[Data extracted from a collection]
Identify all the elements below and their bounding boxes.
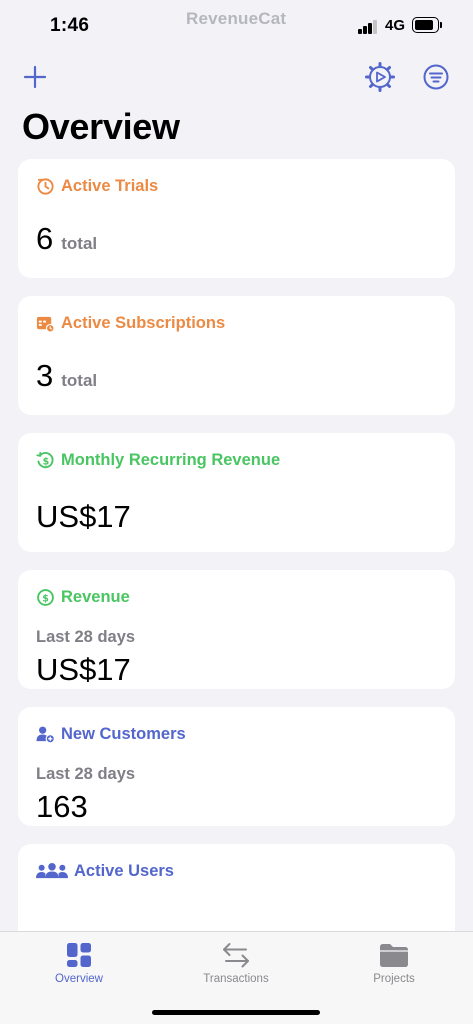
new-customers-card[interactable]: New Customers Last 28 days 163 [18, 707, 455, 826]
tab-label: Overview [55, 973, 103, 985]
card-title: Active Users [74, 862, 174, 880]
arrows-icon [223, 943, 249, 968]
calendar-icon [36, 316, 55, 333]
card-title: Monthly Recurring Revenue [61, 451, 281, 469]
status-bar: 1:46 RevenueCat 4G [0, 0, 473, 52]
mrr-card[interactable]: $ Monthly Recurring Revenue US$17 [18, 433, 455, 552]
card-title: Active Subscriptions [61, 314, 226, 332]
revenue-card[interactable]: $ Revenue Last 28 days US$17 [18, 570, 455, 689]
gear-play-icon [365, 62, 395, 92]
active-subscriptions-card[interactable]: Active Subscriptions 3 total [18, 296, 455, 415]
tab-transactions[interactable]: Transactions [176, 940, 296, 985]
page-title: Overview [22, 106, 180, 147]
card-period: Last 28 days [36, 628, 136, 646]
recurring-dollar-icon: $ [36, 451, 54, 469]
add-button[interactable] [18, 60, 52, 94]
card-value: US$17 [36, 499, 131, 534]
filter-button[interactable] [419, 60, 453, 94]
dashboard-icon [67, 943, 91, 967]
overview-cards: Active Trials 6 total Active Subscriptio… [18, 159, 455, 981]
card-unit: total [61, 371, 98, 390]
tab-projects[interactable]: Projects [334, 940, 454, 985]
card-title: New Customers [61, 725, 186, 743]
tab-overview[interactable]: Overview [19, 940, 139, 985]
tab-label: Projects [373, 973, 415, 985]
battery-icon [412, 17, 442, 34]
signal-icon [358, 20, 380, 34]
card-value: 6 [36, 221, 54, 256]
revenuecat-logo: RevenueCat [186, 9, 287, 28]
card-value: 163 [36, 789, 88, 824]
svg-text:$: $ [42, 593, 49, 604]
card-title: Revenue [61, 588, 130, 606]
dollar-circle-icon: $ [37, 589, 54, 606]
filter-icon [423, 64, 449, 90]
people-icon [36, 863, 68, 879]
settings-button[interactable] [363, 60, 397, 94]
add-person-icon [36, 726, 55, 744]
network-type: 4G [385, 17, 406, 34]
card-title: Active Trials [61, 177, 159, 195]
plus-icon [23, 65, 47, 89]
active-trials-card[interactable]: Active Trials 6 total [18, 159, 455, 278]
home-indicator[interactable] [152, 1010, 320, 1015]
timer-icon [37, 178, 54, 195]
tab-bar: Overview Transactions Projects [0, 931, 473, 1024]
svg-text:$: $ [43, 456, 50, 467]
status-time: 1:46 [50, 15, 90, 36]
tab-label: Transactions [203, 973, 269, 985]
card-unit: total [61, 234, 98, 253]
card-value: US$17 [36, 652, 131, 687]
card-period: Last 28 days [36, 765, 136, 783]
folder-icon [380, 944, 408, 967]
card-value: 3 [36, 358, 54, 393]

## Required task
Copy out the rows from the line with "new-customers-card[interactable]: New Customers" to the line with "calendar-icon [36, 316, 55, 333]", swapping "Active Users" for "Engaged Users" and leaving all else unchanged.

## Exercise output
new-customers-card[interactable]: New Customers Last 28 days 163 [18, 707, 455, 826]
tab-label: Overview [55, 973, 103, 985]
card-title: Engaged Users [74, 862, 174, 880]
arrows-icon [223, 943, 249, 968]
calendar-icon [36, 316, 55, 333]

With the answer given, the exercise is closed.